Task objective: Copy the lines that follow, keeping every character the same.

Given records:
-- BEGIN --
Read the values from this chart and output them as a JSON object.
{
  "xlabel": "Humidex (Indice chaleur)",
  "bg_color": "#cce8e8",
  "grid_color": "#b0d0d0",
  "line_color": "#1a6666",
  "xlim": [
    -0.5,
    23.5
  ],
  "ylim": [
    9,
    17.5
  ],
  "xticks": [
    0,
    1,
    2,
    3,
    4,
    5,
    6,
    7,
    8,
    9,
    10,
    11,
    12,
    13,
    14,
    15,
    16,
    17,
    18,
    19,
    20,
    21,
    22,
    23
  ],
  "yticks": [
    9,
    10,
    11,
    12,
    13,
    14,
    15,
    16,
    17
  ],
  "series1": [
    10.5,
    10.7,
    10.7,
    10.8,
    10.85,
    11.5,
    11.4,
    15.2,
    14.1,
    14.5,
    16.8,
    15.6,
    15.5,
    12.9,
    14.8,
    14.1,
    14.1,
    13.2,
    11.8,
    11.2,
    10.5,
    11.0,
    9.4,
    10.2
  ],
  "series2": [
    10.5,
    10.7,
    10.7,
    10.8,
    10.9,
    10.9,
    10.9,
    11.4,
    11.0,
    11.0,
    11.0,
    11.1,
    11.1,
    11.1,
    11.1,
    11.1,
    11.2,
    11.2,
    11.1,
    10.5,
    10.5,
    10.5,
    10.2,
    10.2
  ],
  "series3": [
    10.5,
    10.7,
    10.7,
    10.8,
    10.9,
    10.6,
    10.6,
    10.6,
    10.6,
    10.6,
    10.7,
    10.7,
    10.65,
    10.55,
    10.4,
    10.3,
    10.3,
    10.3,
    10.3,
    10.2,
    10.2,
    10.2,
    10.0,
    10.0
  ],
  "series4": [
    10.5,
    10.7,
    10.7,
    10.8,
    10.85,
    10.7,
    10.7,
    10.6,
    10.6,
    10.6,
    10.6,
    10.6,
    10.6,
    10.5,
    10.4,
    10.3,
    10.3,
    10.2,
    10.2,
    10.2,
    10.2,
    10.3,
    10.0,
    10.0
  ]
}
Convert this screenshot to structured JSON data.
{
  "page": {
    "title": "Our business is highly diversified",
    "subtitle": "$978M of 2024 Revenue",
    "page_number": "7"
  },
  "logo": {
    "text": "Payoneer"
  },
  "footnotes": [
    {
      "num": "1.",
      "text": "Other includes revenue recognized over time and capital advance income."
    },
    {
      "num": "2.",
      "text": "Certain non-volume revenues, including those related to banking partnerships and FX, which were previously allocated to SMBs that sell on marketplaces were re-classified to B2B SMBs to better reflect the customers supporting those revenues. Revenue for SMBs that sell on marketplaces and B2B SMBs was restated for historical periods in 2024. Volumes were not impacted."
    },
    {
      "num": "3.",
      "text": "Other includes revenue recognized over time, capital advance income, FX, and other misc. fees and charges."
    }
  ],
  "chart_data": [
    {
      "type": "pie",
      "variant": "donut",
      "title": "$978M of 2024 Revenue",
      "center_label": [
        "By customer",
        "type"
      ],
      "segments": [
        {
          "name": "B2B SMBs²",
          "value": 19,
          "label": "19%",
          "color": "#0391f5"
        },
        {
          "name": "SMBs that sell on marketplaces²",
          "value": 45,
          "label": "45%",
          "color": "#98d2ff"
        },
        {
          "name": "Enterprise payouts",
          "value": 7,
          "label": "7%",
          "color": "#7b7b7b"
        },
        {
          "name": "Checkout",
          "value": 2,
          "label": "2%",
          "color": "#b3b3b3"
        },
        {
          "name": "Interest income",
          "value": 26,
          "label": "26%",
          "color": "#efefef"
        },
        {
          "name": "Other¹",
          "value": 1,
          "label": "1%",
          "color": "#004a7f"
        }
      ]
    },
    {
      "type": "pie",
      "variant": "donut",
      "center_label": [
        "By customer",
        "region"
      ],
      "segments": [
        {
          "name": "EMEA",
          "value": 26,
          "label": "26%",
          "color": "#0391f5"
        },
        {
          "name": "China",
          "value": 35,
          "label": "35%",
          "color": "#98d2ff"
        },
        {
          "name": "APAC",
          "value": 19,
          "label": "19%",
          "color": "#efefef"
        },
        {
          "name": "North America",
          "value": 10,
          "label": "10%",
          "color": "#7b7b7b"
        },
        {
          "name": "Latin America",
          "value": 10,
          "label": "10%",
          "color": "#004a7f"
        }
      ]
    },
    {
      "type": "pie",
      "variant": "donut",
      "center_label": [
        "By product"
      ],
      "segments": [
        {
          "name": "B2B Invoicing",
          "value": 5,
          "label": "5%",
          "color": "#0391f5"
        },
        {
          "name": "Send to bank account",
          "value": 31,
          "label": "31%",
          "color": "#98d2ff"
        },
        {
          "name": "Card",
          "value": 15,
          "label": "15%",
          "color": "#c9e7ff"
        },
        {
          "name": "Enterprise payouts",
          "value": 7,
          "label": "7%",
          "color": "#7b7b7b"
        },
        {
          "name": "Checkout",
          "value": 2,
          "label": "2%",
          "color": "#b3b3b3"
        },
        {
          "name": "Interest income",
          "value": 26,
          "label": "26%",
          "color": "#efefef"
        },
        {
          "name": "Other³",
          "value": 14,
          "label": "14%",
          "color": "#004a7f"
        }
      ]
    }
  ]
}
-- END --
Output for this task:
Read the values from this chart and output them as a JSON object.
{
  "xlabel": "Humidex (Indice chaleur)",
  "bg_color": "#cce8e8",
  "grid_color": "#b0d0d0",
  "line_color": "#1a6666",
  "xlim": [
    -0.5,
    23.5
  ],
  "ylim": [
    9,
    17.5
  ],
  "xticks": [
    0,
    1,
    2,
    3,
    4,
    5,
    6,
    7,
    8,
    9,
    10,
    11,
    12,
    13,
    14,
    15,
    16,
    17,
    18,
    19,
    20,
    21,
    22,
    23
  ],
  "yticks": [
    9,
    10,
    11,
    12,
    13,
    14,
    15,
    16,
    17
  ],
  "series1": [
    10.5,
    10.7,
    10.7,
    10.8,
    10.85,
    11.5,
    11.4,
    15.2,
    14.1,
    14.5,
    16.8,
    15.6,
    15.5,
    12.9,
    14.8,
    14.1,
    14.1,
    13.2,
    11.8,
    11.2,
    10.5,
    11.0,
    9.4,
    10.2
  ],
  "series2": [
    10.5,
    10.7,
    10.7,
    10.8,
    10.9,
    10.9,
    10.9,
    11.4,
    11.0,
    11.0,
    11.0,
    11.1,
    11.1,
    11.1,
    11.1,
    11.1,
    11.2,
    11.2,
    11.1,
    10.5,
    10.5,
    10.5,
    10.2,
    10.2
  ],
  "series3": [
    10.5,
    10.7,
    10.7,
    10.8,
    10.9,
    10.6,
    10.6,
    10.6,
    10.6,
    10.6,
    10.7,
    10.7,
    10.65,
    10.55,
    10.4,
    10.3,
    10.3,
    10.3,
    10.3,
    10.2,
    10.2,
    10.2,
    10.0,
    10.0
  ],
  "series4": [
    10.5,
    10.7,
    10.7,
    10.8,
    10.85,
    10.7,
    10.7,
    10.6,
    10.6,
    10.6,
    10.6,
    10.6,
    10.6,
    10.5,
    10.4,
    10.3,
    10.3,
    10.2,
    10.2,
    10.2,
    10.2,
    10.3,
    10.0,
    10.0
  ]
}
Convert this screenshot to structured JSON data.
{
  "page": {
    "title": "Our business is highly diversified",
    "subtitle": "$978M of 2024 Revenue",
    "page_number": "7"
  },
  "logo": {
    "text": "Payoneer"
  },
  "footnotes": [
    {
      "num": "1.",
      "text": "Other includes revenue recognized over time and capital advance income."
    },
    {
      "num": "2.",
      "text": "Certain non-volume revenues, including those related to banking partnerships and FX, which were previously allocated to SMBs that sell on marketplaces were re-classified to B2B SMBs to better reflect the customers supporting those revenues. Revenue for SMBs that sell on marketplaces and B2B SMBs was restated for historical periods in 2024. Volumes were not impacted."
    },
    {
      "num": "3.",
      "text": "Other includes revenue recognized over time, capital advance income, FX, and other misc. fees and charges."
    }
  ],
  "chart_data": [
    {
      "type": "pie",
      "variant": "donut",
      "title": "$978M of 2024 Revenue",
      "center_label": [
        "By customer",
        "type"
      ],
      "segments": [
        {
          "name": "B2B SMBs²",
          "value": 19,
          "label": "19%",
          "color": "#0391f5"
        },
        {
          "name": "SMBs that sell on marketplaces²",
          "value": 45,
          "label": "45%",
          "color": "#98d2ff"
        },
        {
          "name": "Enterprise payouts",
          "value": 7,
          "label": "7%",
          "color": "#7b7b7b"
        },
        {
          "name": "Checkout",
          "value": 2,
          "label": "2%",
          "color": "#b3b3b3"
        },
        {
          "name": "Interest income",
          "value": 26,
          "label": "26%",
          "color": "#efefef"
        },
        {
          "name": "Other¹",
          "value": 1,
          "label": "1%",
          "color": "#004a7f"
        }
      ]
    },
    {
      "type": "pie",
      "variant": "donut",
      "center_label": [
        "By customer",
        "region"
      ],
      "segments": [
        {
          "name": "EMEA",
          "value": 26,
          "label": "26%",
          "color": "#0391f5"
        },
        {
          "name": "China",
          "value": 35,
          "label": "35%",
          "color": "#98d2ff"
        },
        {
          "name": "APAC",
          "value": 19,
          "label": "19%",
          "color": "#efefef"
        },
        {
          "name": "North America",
          "value": 10,
          "label": "10%",
          "color": "#7b7b7b"
        },
        {
          "name": "Latin America",
          "value": 10,
          "label": "10%",
          "color": "#004a7f"
        }
      ]
    },
    {
      "type": "pie",
      "variant": "donut",
      "center_label": [
        "By product"
      ],
      "segments": [
        {
          "name": "B2B Invoicing",
          "value": 5,
          "label": "5%",
          "color": "#0391f5"
        },
        {
          "name": "Send to bank account",
          "value": 31,
          "label": "31%",
          "color": "#98d2ff"
        },
        {
          "name": "Card",
          "value": 15,
          "label": "15%",
          "color": "#c9e7ff"
        },
        {
          "name": "Enterprise payouts",
          "value": 7,
          "label": "7%",
          "color": "#7b7b7b"
        },
        {
          "name": "Checkout",
          "value": 2,
          "label": "2%",
          "color": "#b3b3b3"
        },
        {
          "name": "Interest income",
          "value": 26,
          "label": "26%",
          "color": "#efefef"
        },
        {
          "name": "Other³",
          "value": 14,
          "label": "14%",
          "color": "#004a7f"
        }
      ]
    }
  ]
}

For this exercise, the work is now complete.